● **TO DO**
Please return each line of the listing exactly as given.

########

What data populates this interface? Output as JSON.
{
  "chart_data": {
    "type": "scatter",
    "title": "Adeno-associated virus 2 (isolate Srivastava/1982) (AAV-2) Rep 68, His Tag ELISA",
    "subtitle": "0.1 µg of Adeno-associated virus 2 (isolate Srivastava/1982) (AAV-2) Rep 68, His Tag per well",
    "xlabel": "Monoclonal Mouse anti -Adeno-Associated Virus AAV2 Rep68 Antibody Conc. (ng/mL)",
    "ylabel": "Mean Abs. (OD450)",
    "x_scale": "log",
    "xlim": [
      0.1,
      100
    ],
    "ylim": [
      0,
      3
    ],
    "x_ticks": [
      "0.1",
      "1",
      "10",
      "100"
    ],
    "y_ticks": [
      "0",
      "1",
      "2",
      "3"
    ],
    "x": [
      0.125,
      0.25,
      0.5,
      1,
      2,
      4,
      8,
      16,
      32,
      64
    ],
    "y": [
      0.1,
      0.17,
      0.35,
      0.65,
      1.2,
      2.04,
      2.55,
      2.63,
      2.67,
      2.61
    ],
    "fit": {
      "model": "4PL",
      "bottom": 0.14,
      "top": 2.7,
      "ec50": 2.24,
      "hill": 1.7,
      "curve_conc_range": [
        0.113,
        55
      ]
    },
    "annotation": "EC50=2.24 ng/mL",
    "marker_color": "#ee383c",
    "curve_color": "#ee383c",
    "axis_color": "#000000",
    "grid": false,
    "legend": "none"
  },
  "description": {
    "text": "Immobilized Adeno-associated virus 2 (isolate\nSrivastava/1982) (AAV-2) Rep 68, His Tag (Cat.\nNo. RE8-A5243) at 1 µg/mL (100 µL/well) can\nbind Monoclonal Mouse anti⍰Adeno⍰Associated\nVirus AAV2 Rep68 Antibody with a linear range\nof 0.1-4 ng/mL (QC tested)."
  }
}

########

● **RESPONSE TO THIS EXERCISE**
What data populates this interface? Output as JSON.
{
  "chart_data": {
    "type": "scatter",
    "title": "Adeno-associated virus 2 (isolate Srivastava/1982) (AAV-2) Rep 68, His Tag ELISA",
    "subtitle": "0.1 µg of Adeno-associated virus 2 (isolate Srivastava/1982) (AAV-2) Rep 68, His Tag per well",
    "xlabel": "Monoclonal Mouse anti -Adeno-Associated Virus AAV2 Rep68 Antibody Conc. (ng/mL)",
    "ylabel": "Mean Abs. (OD450)",
    "x_scale": "log",
    "xlim": [
      0.1,
      100
    ],
    "ylim": [
      0,
      3
    ],
    "x_ticks": [
      "0.1",
      "1",
      "10",
      "100"
    ],
    "y_ticks": [
      "0",
      "1",
      "2",
      "3"
    ],
    "x": [
      0.125,
      0.25,
      0.5,
      1,
      2,
      4,
      8,
      16,
      32,
      64
    ],
    "y": [
      0.1,
      0.17,
      0.35,
      0.65,
      1.2,
      2.04,
      2.55,
      2.63,
      2.67,
      2.61
    ],
    "fit": {
      "model": "4PL",
      "bottom": 0.14,
      "top": 2.7,
      "ec50": 2.24,
      "hill": 1.7,
      "curve_conc_range": [
        0.113,
        55
      ]
    },
    "annotation": "EC50=2.24 ng/mL",
    "marker_color": "#ee383c",
    "curve_color": "#ee383c",
    "axis_color": "#000000",
    "grid": false,
    "legend": "none"
  },
  "description": {
    "text": "Immobilized Adeno-associated virus 2 (isolate\nSrivastava/1982) (AAV-2) Rep 68, His Tag (Cat.\nNo. RE8-A5243) at 1 µg/mL (100 µL/well) can\nbind Monoclonal Mouse anti⍰Adeno⍰Associated\nVirus AAV2 Rep68 Antibody with a linear range\nof 0.1-4 ng/mL (QC tested)."
  }
}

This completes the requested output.